_Exercise goal_
Reproduce every line of the data below verbatim, omitting the pictures.

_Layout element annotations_

━━━━━━━━━━━━━━━━━━━━

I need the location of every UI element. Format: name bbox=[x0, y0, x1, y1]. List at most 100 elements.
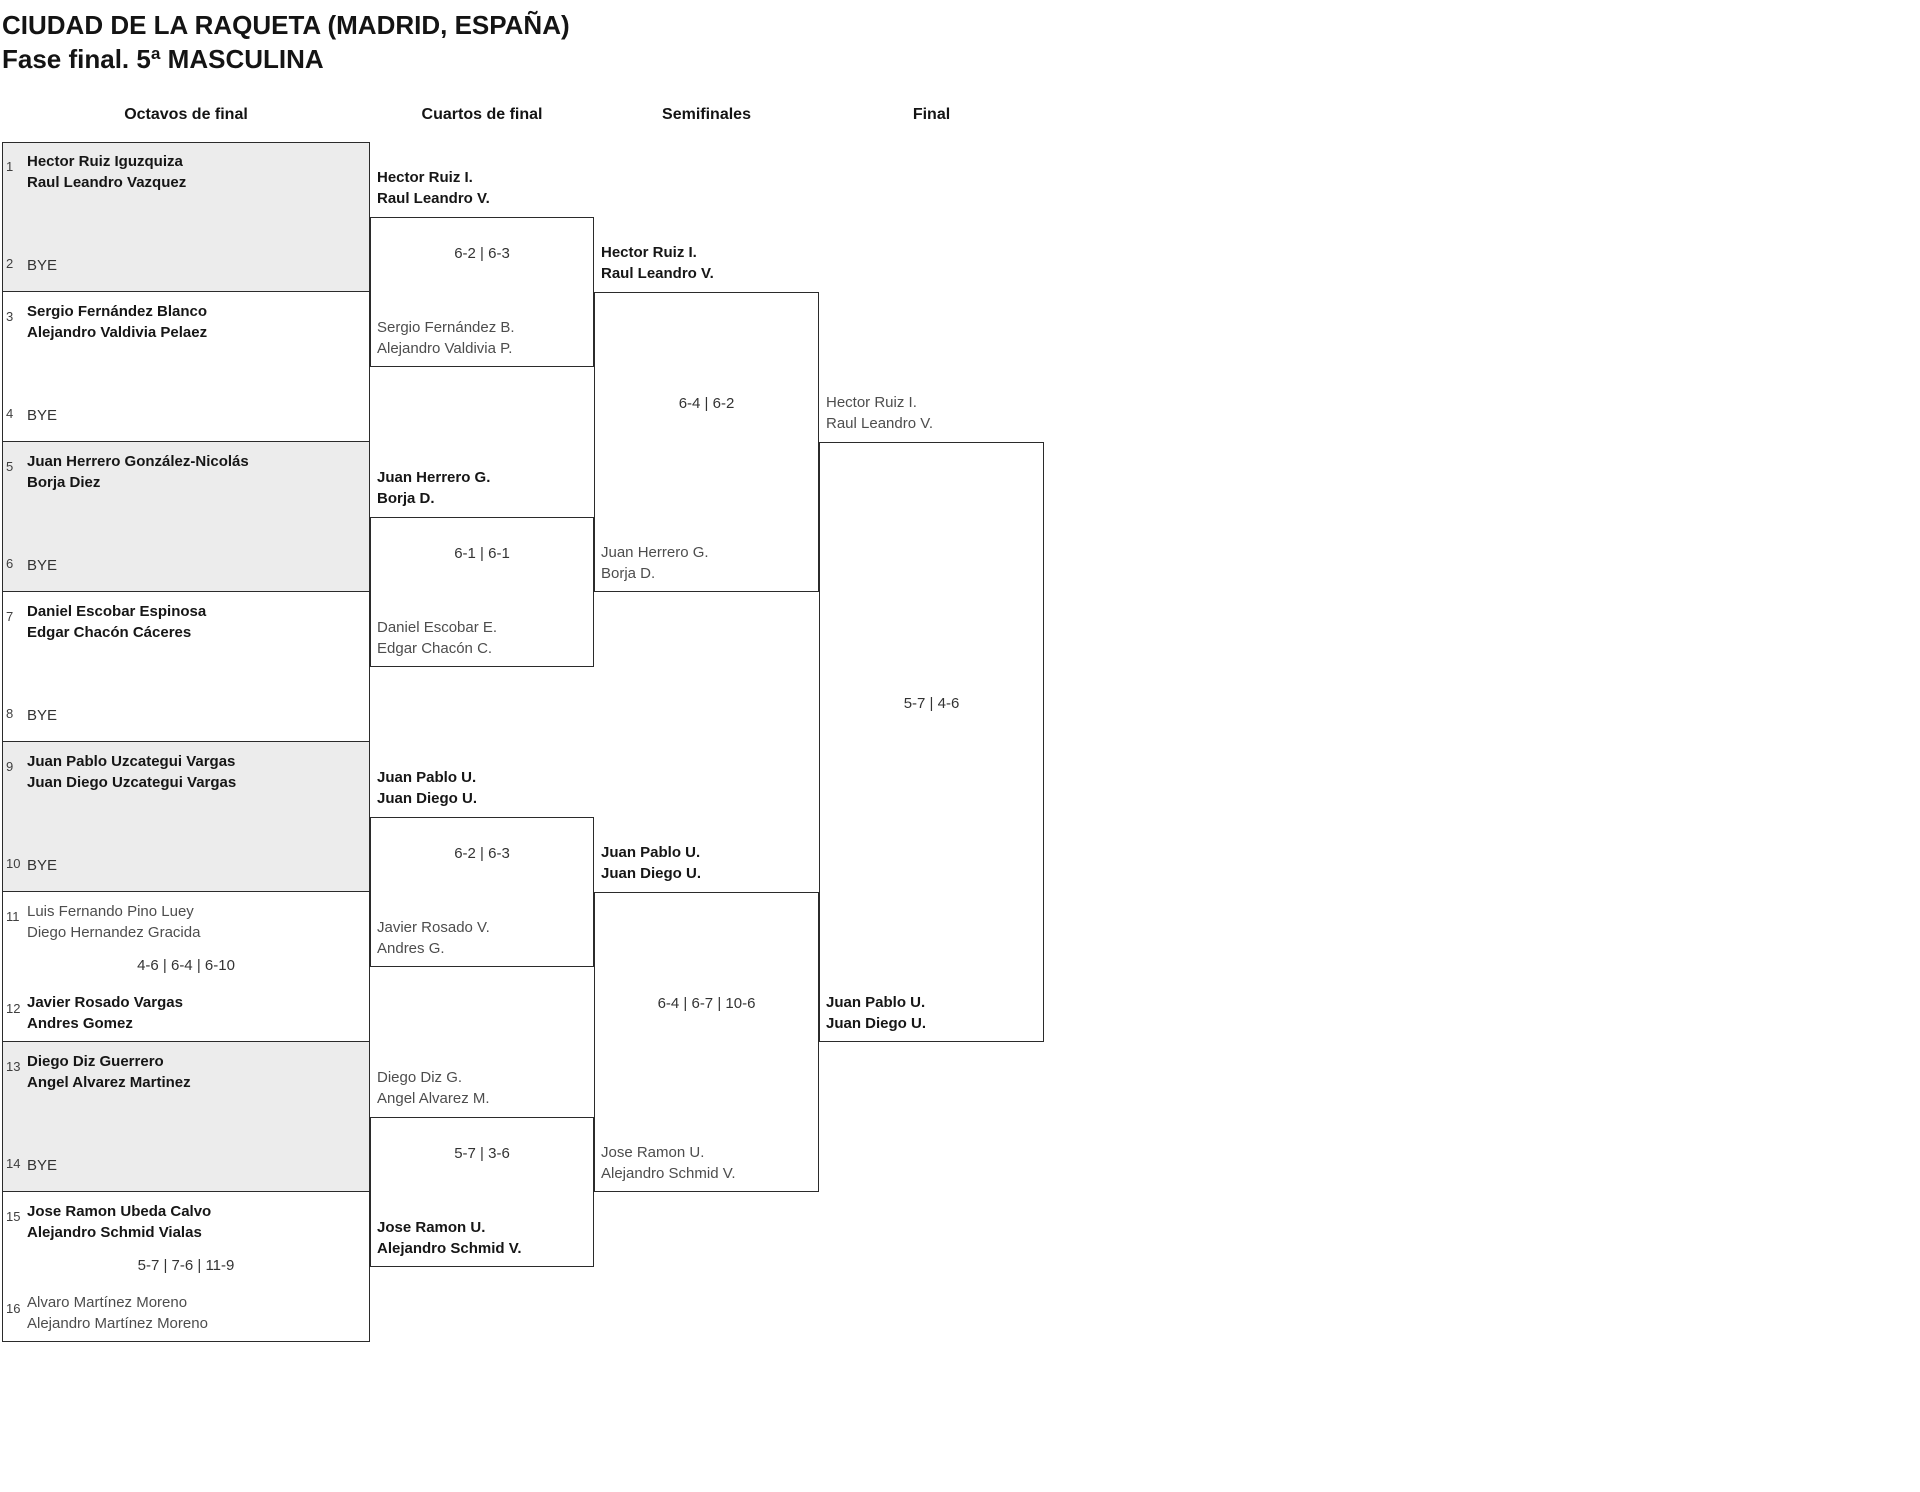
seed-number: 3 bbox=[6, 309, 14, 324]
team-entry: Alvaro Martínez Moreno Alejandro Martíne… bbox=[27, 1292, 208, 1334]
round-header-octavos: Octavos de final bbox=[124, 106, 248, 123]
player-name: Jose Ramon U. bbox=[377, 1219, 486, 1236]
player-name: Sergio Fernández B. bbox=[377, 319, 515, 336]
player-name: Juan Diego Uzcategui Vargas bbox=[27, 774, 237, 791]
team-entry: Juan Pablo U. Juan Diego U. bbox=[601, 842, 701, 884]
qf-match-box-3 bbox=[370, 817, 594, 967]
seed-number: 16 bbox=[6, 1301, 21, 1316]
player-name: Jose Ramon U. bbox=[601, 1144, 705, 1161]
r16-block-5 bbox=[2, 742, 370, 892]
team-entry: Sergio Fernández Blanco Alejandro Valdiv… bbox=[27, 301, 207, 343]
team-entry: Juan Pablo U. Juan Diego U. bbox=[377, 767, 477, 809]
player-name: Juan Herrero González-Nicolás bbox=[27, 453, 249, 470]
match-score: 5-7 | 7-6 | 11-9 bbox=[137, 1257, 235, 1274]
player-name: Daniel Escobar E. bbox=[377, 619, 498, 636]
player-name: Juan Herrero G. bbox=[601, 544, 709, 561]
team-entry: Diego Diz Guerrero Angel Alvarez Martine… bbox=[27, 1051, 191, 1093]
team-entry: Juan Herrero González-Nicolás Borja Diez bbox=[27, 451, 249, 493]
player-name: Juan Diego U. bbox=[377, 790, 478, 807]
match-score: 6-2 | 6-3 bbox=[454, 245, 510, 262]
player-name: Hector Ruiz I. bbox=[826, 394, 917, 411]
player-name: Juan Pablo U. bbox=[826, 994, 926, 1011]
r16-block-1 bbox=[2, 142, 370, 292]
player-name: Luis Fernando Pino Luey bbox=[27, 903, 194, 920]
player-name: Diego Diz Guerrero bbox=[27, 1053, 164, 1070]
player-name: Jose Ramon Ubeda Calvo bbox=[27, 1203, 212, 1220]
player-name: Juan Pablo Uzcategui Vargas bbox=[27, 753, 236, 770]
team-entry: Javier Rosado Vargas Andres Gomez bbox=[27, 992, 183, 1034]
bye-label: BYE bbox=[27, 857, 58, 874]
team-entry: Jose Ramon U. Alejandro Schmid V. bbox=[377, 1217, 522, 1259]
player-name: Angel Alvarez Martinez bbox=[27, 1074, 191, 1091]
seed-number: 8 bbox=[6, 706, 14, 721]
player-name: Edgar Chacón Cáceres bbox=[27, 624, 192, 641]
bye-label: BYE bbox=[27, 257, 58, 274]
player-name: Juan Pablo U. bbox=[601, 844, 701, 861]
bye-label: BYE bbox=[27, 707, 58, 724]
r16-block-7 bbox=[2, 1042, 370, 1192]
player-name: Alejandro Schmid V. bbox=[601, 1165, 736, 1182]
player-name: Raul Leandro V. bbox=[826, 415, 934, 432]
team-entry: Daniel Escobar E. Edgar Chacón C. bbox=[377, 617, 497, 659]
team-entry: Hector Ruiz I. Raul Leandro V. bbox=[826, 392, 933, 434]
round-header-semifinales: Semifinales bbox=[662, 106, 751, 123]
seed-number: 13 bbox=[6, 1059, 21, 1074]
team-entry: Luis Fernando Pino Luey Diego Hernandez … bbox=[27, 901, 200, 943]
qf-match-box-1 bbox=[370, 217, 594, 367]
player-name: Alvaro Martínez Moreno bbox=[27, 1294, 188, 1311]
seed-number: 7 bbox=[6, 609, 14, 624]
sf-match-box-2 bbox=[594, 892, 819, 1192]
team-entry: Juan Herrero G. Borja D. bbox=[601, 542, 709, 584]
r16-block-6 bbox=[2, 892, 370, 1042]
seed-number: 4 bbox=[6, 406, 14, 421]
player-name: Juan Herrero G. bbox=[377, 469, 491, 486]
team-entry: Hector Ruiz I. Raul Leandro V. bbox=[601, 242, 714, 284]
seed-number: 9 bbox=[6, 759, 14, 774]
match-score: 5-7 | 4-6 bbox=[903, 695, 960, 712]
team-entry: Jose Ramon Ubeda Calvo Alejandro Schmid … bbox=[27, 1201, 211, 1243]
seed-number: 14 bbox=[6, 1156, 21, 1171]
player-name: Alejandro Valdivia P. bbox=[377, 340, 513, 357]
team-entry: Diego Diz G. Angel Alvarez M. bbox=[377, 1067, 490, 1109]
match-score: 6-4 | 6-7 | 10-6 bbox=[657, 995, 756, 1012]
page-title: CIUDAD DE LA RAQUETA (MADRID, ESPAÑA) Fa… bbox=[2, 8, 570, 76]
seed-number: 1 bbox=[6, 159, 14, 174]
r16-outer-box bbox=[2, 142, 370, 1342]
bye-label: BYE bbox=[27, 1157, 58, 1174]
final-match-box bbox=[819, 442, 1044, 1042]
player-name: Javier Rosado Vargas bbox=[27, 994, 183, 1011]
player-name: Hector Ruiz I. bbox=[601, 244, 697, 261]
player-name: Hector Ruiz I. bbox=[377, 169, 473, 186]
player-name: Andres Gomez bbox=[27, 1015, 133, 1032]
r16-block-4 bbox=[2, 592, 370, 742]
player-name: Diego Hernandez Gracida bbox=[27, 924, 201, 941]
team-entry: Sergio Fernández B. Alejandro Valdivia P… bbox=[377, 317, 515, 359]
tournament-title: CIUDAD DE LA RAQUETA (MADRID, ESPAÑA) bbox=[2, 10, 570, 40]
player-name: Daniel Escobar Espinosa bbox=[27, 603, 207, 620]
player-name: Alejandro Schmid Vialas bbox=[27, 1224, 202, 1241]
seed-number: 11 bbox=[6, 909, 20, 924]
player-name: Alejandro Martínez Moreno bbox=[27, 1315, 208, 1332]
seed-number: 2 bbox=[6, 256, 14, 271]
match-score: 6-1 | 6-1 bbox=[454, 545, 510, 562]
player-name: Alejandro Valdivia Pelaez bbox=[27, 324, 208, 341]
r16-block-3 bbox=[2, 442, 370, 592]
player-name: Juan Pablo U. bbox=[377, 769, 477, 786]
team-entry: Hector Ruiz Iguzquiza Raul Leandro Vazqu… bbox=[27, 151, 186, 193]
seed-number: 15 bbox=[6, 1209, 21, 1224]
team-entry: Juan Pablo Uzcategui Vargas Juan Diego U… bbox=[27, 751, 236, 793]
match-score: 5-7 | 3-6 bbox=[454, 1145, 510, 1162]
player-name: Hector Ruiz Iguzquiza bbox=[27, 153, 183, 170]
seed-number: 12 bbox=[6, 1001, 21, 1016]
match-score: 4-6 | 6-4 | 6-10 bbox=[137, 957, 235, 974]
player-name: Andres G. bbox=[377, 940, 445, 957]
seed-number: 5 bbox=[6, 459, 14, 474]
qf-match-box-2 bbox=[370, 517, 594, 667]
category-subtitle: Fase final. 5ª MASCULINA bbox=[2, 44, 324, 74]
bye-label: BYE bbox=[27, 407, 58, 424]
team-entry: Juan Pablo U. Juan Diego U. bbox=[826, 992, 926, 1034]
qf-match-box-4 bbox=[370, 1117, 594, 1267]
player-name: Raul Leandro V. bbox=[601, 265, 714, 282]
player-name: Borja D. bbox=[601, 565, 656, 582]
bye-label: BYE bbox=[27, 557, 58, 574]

━━━━━━━━━━━━━━━━━━━━

_Answer in full_
I need the location of every UI element. Format: name bbox=[x0, y0, x1, y1]. List at most 100 elements.
seed-number: 3 bbox=[6, 309, 14, 324]
team-entry: Alvaro Martínez Moreno Alejandro Martíne… bbox=[27, 1292, 208, 1334]
round-header-octavos: Octavos de final bbox=[124, 106, 248, 123]
player-name: Jose Ramon U. bbox=[377, 1219, 486, 1236]
player-name: Sergio Fernández B. bbox=[377, 319, 515, 336]
player-name: Juan Diego Uzcategui Vargas bbox=[27, 774, 237, 791]
team-entry: Juan Pablo U. Juan Diego U. bbox=[601, 842, 701, 884]
qf-match-box-3 bbox=[370, 817, 594, 967]
seed-number: 16 bbox=[6, 1301, 21, 1316]
player-name: Jose Ramon U. bbox=[601, 1144, 705, 1161]
r16-block-5 bbox=[2, 742, 370, 892]
team-entry: Sergio Fernández Blanco Alejandro Valdiv… bbox=[27, 301, 207, 343]
team-entry: Juan Pablo U. Juan Diego U. bbox=[377, 767, 477, 809]
player-name: Juan Herrero González-Nicolás bbox=[27, 453, 249, 470]
match-score: 5-7 | 7-6 | 11-9 bbox=[137, 1257, 235, 1274]
player-name: Daniel Escobar E. bbox=[377, 619, 498, 636]
player-name: Juan Herrero G. bbox=[601, 544, 709, 561]
team-entry: Diego Diz Guerrero Angel Alvarez Martine… bbox=[27, 1051, 191, 1093]
team-entry: Juan Herrero González-Nicolás Borja Diez bbox=[27, 451, 249, 493]
player-name: Juan Diego U. bbox=[377, 790, 478, 807]
match-score: 6-2 | 6-3 bbox=[454, 245, 510, 262]
player-name: Hector Ruiz I. bbox=[826, 394, 917, 411]
player-name: Juan Pablo U. bbox=[826, 994, 926, 1011]
r16-block-1 bbox=[2, 142, 370, 292]
player-name: Luis Fernando Pino Luey bbox=[27, 903, 194, 920]
player-name: Diego Diz Guerrero bbox=[27, 1053, 164, 1070]
player-name: Jose Ramon Ubeda Calvo bbox=[27, 1203, 212, 1220]
player-name: Juan Pablo Uzcategui Vargas bbox=[27, 753, 236, 770]
team-entry: Javier Rosado Vargas Andres Gomez bbox=[27, 992, 183, 1034]
bye-label: BYE bbox=[27, 857, 58, 874]
team-entry: Jose Ramon U. Alejandro Schmid V. bbox=[377, 1217, 522, 1259]
player-name: Angel Alvarez Martinez bbox=[27, 1074, 191, 1091]
seed-number: 8 bbox=[6, 706, 14, 721]
player-name: Edgar Chacón Cáceres bbox=[27, 624, 192, 641]
bye-label: BYE bbox=[27, 257, 58, 274]
player-name: Juan Pablo U. bbox=[601, 844, 701, 861]
bye-label: BYE bbox=[27, 707, 58, 724]
r16-block-7 bbox=[2, 1042, 370, 1192]
player-name: Alejandro Schmid V. bbox=[601, 1165, 736, 1182]
player-name: Raul Leandro V. bbox=[826, 415, 934, 432]
team-entry: Daniel Escobar E. Edgar Chacón C. bbox=[377, 617, 497, 659]
team-entry: Hector Ruiz I. Raul Leandro V. bbox=[826, 392, 933, 434]
round-header-semifinales: Semifinales bbox=[662, 106, 751, 123]
seed-number: 13 bbox=[6, 1059, 21, 1074]
team-entry: Luis Fernando Pino Luey Diego Hernandez … bbox=[27, 901, 200, 943]
qf-match-box-1 bbox=[370, 217, 594, 367]
player-name: Alvaro Martínez Moreno bbox=[27, 1294, 188, 1311]
seed-number: 7 bbox=[6, 609, 14, 624]
sf-match-box-2 bbox=[594, 892, 819, 1192]
team-entry: Juan Herrero G. Borja D. bbox=[601, 542, 709, 584]
r16-block-6 bbox=[2, 892, 370, 1042]
seed-number: 4 bbox=[6, 406, 14, 421]
player-name: Juan Herrero G. bbox=[377, 469, 491, 486]
team-entry: Hector Ruiz I. Raul Leandro V. bbox=[601, 242, 714, 284]
seed-number: 9 bbox=[6, 759, 14, 774]
match-score: 5-7 | 4-6 bbox=[903, 695, 960, 712]
team-entry: Jose Ramon Ubeda Calvo Alejandro Schmid … bbox=[27, 1201, 211, 1243]
seed-number: 14 bbox=[6, 1156, 21, 1171]
player-name: Alejandro Valdivia P. bbox=[377, 340, 513, 357]
team-entry: Diego Diz G. Angel Alvarez M. bbox=[377, 1067, 490, 1109]
match-score: 6-4 | 6-7 | 10-6 bbox=[657, 995, 756, 1012]
page-title: CIUDAD DE LA RAQUETA (MADRID, ESPAÑA) Fa… bbox=[2, 8, 570, 76]
seed-number: 1 bbox=[6, 159, 14, 174]
r16-outer-box bbox=[2, 142, 370, 1342]
bye-label: BYE bbox=[27, 1157, 58, 1174]
final-match-box bbox=[819, 442, 1044, 1042]
player-name: Javier Rosado Vargas bbox=[27, 994, 183, 1011]
player-name: Hector Ruiz I. bbox=[601, 244, 697, 261]
player-name: Hector Ruiz I. bbox=[377, 169, 473, 186]
player-name: Andres Gomez bbox=[27, 1015, 133, 1032]
r16-block-4 bbox=[2, 592, 370, 742]
player-name: Diego Hernandez Gracida bbox=[27, 924, 201, 941]
team-entry: Sergio Fernández B. Alejandro Valdivia P… bbox=[377, 317, 515, 359]
tournament-title: CIUDAD DE LA RAQUETA (MADRID, ESPAÑA) bbox=[2, 10, 570, 40]
player-name: Daniel Escobar Espinosa bbox=[27, 603, 207, 620]
player-name: Alejandro Schmid Vialas bbox=[27, 1224, 202, 1241]
seed-number: 11 bbox=[6, 909, 20, 924]
player-name: Alejandro Martínez Moreno bbox=[27, 1315, 208, 1332]
seed-number: 2 bbox=[6, 256, 14, 271]
match-score: 6-1 | 6-1 bbox=[454, 545, 510, 562]
player-name: Alejandro Valdivia Pelaez bbox=[27, 324, 208, 341]
r16-block-3 bbox=[2, 442, 370, 592]
player-name: Juan Pablo U. bbox=[377, 769, 477, 786]
team-entry: Hector Ruiz Iguzquiza Raul Leandro Vazqu… bbox=[27, 151, 186, 193]
seed-number: 15 bbox=[6, 1209, 21, 1224]
team-entry: Juan Pablo Uzcategui Vargas Juan Diego U… bbox=[27, 751, 236, 793]
match-score: 5-7 | 3-6 bbox=[454, 1145, 510, 1162]
player-name: Hector Ruiz Iguzquiza bbox=[27, 153, 183, 170]
seed-number: 12 bbox=[6, 1001, 21, 1016]
match-score: 4-6 | 6-4 | 6-10 bbox=[137, 957, 235, 974]
player-name: Andres G. bbox=[377, 940, 445, 957]
seed-number: 5 bbox=[6, 459, 14, 474]
qf-match-box-2 bbox=[370, 517, 594, 667]
category-subtitle: Fase final. 5ª MASCULINA bbox=[2, 44, 324, 74]
bye-label: BYE bbox=[27, 407, 58, 424]
team-entry: Juan Pablo U. Juan Diego U. bbox=[826, 992, 926, 1034]
qf-match-box-4 bbox=[370, 1117, 594, 1267]
player-name: Raul Leandro V. bbox=[601, 265, 714, 282]
player-name: Borja D. bbox=[601, 565, 656, 582]
bye-label: BYE bbox=[27, 557, 58, 574]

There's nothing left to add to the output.